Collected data
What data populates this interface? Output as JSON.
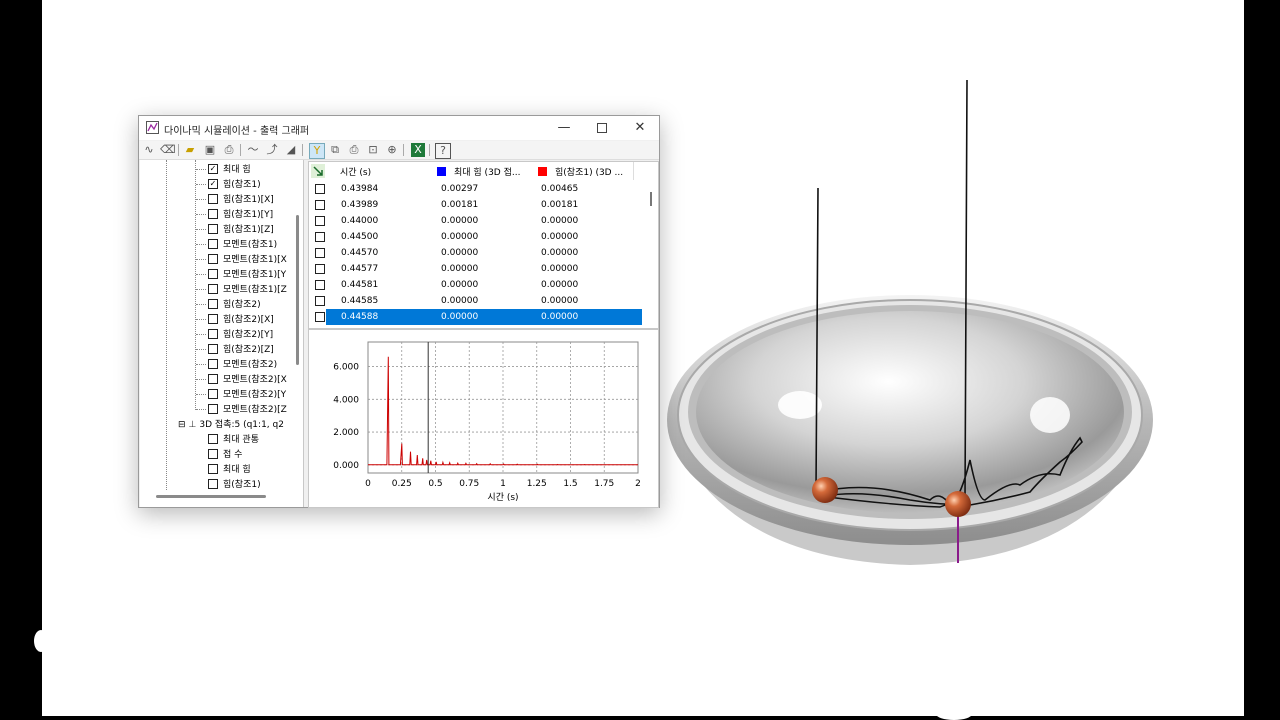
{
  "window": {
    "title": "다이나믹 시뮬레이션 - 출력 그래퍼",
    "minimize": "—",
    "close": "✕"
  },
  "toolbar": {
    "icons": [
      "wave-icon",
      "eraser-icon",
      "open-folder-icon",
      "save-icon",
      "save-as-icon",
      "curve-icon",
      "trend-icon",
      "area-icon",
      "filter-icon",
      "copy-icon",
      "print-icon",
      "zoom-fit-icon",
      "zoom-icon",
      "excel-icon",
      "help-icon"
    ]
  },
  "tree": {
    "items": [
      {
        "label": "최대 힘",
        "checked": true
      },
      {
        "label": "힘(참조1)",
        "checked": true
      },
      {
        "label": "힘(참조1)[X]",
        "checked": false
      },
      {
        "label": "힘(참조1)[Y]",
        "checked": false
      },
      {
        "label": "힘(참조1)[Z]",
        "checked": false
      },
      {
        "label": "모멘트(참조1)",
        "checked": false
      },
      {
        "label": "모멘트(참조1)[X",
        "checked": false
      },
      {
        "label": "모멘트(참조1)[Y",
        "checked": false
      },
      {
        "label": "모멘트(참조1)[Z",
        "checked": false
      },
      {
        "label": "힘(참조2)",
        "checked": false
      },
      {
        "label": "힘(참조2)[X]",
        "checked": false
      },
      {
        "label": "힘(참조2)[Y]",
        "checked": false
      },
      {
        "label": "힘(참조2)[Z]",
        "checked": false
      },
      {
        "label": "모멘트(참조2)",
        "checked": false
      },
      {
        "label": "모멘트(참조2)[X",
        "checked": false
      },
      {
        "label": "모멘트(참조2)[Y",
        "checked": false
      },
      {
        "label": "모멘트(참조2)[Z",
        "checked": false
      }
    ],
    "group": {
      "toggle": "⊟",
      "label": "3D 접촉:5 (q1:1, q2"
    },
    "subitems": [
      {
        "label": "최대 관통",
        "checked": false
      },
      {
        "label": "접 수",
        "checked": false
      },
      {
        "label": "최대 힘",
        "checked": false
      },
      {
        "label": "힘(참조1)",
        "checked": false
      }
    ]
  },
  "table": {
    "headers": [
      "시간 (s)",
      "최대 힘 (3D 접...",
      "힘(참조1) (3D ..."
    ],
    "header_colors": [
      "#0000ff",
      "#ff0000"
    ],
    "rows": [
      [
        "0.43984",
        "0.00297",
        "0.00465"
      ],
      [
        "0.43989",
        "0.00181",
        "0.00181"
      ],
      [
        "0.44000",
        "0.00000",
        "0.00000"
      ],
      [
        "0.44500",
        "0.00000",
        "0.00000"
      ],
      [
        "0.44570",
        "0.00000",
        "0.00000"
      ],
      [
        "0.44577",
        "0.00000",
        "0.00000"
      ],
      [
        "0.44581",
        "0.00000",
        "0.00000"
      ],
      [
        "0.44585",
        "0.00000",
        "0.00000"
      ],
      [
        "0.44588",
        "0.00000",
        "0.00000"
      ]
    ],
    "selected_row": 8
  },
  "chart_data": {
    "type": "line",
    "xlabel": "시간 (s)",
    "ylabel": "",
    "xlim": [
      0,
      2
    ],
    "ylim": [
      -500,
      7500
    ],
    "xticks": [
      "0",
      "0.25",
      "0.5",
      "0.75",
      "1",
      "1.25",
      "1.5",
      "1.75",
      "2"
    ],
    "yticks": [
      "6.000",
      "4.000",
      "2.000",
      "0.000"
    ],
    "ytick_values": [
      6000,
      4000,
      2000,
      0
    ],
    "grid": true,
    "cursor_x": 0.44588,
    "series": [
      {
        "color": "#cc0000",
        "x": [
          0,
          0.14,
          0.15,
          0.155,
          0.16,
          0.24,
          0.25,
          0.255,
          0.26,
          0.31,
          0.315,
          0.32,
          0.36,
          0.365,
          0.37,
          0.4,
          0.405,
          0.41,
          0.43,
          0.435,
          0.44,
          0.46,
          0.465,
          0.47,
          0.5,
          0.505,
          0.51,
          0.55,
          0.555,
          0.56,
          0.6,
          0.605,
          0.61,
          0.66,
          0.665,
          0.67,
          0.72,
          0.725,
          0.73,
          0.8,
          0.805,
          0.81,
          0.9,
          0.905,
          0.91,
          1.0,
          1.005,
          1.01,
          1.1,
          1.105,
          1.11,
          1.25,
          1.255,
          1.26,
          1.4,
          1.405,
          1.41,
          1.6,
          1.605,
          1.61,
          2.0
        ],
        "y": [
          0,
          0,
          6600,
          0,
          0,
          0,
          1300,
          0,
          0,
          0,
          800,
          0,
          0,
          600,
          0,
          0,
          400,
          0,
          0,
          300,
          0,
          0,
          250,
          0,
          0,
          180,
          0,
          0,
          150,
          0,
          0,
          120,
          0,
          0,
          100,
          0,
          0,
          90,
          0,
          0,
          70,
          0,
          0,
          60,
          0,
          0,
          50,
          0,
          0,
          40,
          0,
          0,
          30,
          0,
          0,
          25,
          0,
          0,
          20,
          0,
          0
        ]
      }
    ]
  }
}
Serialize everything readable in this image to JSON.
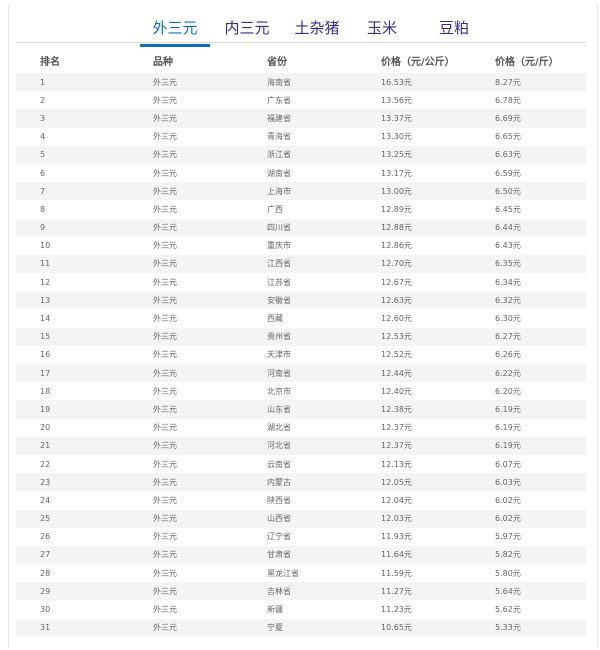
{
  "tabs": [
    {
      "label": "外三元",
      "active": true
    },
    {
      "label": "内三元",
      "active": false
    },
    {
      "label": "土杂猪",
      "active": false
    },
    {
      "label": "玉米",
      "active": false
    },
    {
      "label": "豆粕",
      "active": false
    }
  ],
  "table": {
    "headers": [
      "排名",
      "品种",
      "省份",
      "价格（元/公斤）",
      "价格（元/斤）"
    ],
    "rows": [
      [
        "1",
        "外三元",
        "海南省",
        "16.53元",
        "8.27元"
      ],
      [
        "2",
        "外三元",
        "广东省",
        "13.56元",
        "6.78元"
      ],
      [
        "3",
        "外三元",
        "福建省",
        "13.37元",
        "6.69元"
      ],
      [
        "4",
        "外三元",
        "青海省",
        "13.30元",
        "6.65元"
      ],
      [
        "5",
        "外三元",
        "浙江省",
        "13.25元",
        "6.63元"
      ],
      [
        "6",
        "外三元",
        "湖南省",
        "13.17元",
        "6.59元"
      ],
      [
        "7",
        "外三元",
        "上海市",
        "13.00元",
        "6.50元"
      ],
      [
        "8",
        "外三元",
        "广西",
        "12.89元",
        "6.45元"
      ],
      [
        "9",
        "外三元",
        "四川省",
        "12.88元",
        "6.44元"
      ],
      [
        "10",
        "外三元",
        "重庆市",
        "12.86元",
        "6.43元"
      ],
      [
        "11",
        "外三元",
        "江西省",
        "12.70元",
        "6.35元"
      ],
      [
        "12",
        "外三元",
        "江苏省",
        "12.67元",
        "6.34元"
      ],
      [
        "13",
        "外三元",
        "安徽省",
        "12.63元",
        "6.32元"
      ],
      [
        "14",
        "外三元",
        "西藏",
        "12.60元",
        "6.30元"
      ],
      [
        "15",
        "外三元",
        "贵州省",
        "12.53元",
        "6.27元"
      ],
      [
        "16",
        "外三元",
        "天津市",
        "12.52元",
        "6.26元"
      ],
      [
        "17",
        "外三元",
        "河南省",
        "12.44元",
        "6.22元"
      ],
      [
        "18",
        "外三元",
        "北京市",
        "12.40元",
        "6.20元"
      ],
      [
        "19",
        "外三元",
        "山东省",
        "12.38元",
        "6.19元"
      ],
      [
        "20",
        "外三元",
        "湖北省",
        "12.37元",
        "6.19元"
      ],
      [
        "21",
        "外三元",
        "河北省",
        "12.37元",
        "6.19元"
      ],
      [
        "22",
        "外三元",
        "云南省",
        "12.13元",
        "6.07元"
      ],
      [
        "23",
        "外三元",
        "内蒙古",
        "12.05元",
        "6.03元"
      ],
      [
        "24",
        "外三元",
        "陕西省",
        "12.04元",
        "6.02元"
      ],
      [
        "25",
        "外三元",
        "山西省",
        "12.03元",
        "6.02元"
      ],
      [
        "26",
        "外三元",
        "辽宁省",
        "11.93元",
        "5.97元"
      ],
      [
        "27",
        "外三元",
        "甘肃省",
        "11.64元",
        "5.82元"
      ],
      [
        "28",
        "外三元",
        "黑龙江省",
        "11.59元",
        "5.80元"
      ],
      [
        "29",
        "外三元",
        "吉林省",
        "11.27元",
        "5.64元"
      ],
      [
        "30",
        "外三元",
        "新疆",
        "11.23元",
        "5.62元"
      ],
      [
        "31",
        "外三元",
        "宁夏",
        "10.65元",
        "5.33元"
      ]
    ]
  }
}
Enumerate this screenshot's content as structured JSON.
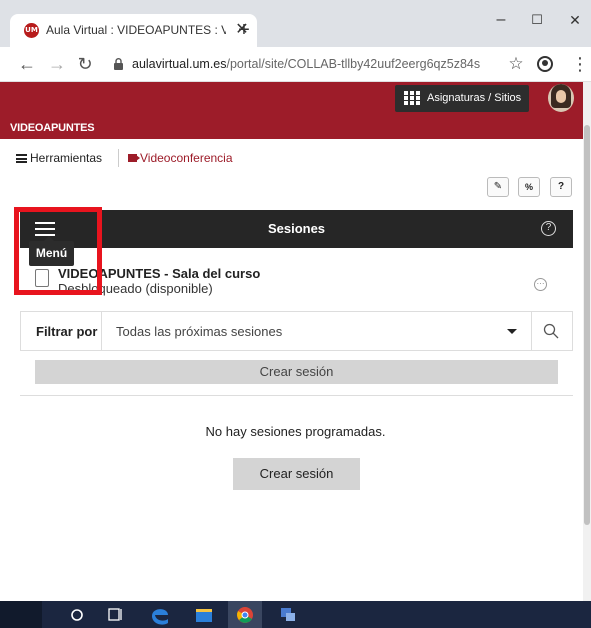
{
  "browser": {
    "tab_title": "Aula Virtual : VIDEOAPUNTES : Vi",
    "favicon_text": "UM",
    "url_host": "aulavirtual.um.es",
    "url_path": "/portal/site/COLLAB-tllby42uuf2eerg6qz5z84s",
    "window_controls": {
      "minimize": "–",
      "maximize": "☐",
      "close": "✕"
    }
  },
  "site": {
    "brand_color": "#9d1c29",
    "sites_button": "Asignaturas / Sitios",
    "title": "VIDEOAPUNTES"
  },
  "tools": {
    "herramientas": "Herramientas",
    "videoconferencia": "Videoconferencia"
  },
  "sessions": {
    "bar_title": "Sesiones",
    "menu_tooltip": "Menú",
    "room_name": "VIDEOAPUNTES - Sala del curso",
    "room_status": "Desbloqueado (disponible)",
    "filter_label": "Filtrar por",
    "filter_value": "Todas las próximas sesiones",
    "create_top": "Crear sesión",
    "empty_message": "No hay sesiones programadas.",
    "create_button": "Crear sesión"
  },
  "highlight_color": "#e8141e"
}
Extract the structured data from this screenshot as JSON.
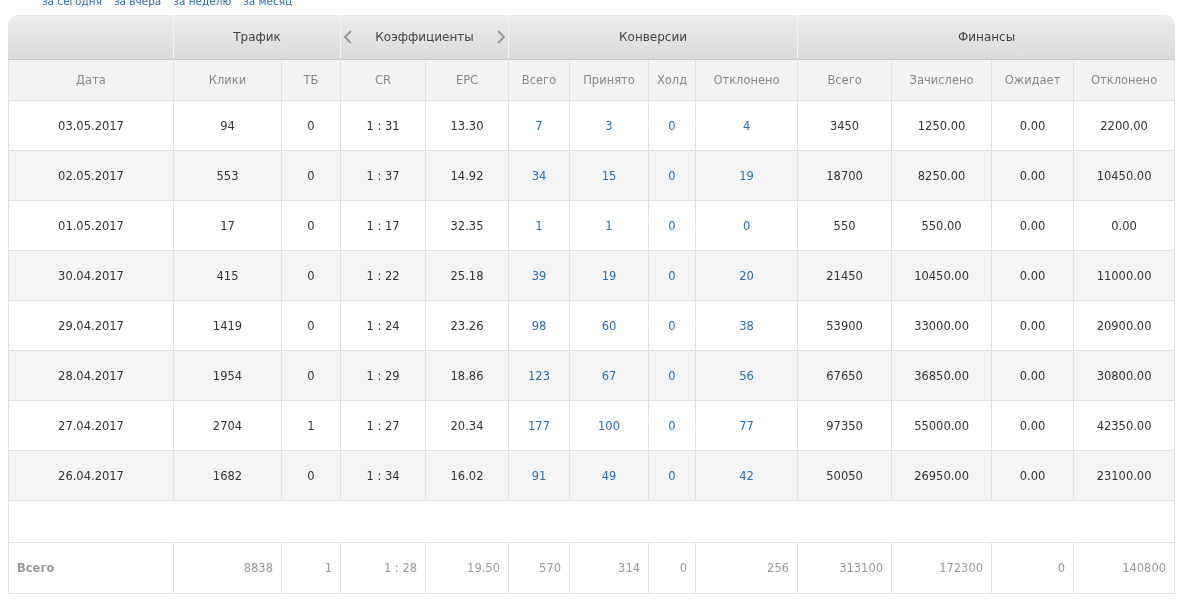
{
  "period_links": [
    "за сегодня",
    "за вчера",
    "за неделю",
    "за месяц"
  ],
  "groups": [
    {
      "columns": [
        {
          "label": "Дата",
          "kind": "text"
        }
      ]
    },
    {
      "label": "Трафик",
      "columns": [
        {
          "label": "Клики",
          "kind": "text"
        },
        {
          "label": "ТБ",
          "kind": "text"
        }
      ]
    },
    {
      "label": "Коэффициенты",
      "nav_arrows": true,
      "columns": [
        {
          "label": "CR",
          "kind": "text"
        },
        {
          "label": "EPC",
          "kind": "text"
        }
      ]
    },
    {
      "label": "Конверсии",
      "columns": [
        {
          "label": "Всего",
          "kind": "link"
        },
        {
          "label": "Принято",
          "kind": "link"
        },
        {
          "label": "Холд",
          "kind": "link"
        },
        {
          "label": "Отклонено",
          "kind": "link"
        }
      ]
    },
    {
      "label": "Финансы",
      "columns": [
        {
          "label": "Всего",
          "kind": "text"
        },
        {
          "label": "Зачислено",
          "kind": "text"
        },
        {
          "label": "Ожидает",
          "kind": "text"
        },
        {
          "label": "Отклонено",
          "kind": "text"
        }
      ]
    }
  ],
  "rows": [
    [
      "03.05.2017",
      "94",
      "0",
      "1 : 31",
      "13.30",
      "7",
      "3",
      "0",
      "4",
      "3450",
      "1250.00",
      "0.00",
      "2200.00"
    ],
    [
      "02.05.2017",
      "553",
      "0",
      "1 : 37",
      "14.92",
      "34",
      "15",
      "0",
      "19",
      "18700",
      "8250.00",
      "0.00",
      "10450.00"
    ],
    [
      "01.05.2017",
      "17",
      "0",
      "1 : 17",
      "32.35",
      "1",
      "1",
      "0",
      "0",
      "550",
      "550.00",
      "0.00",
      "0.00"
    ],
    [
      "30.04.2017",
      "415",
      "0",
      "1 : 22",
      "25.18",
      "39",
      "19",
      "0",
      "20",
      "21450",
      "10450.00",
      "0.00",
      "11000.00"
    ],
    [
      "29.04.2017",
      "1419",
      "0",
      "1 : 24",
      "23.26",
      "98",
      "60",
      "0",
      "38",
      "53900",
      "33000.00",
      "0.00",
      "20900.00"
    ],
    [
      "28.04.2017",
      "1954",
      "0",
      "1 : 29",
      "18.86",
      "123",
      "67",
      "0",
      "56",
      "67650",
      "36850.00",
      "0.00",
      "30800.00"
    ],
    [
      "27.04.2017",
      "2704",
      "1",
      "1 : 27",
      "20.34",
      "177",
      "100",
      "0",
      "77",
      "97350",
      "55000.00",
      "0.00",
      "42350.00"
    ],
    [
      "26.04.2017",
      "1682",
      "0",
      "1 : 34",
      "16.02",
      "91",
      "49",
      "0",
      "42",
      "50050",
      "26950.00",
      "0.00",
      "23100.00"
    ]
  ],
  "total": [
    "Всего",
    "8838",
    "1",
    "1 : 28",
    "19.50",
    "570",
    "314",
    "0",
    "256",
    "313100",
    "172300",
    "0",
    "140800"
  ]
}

Exercise instructions - Gather all the lines that include the word "true" and copy them out.

Solution to this exercise -
        "checked": true
        "checked": true
    "grid": true,
      "active": true
      "nav_arrows": true,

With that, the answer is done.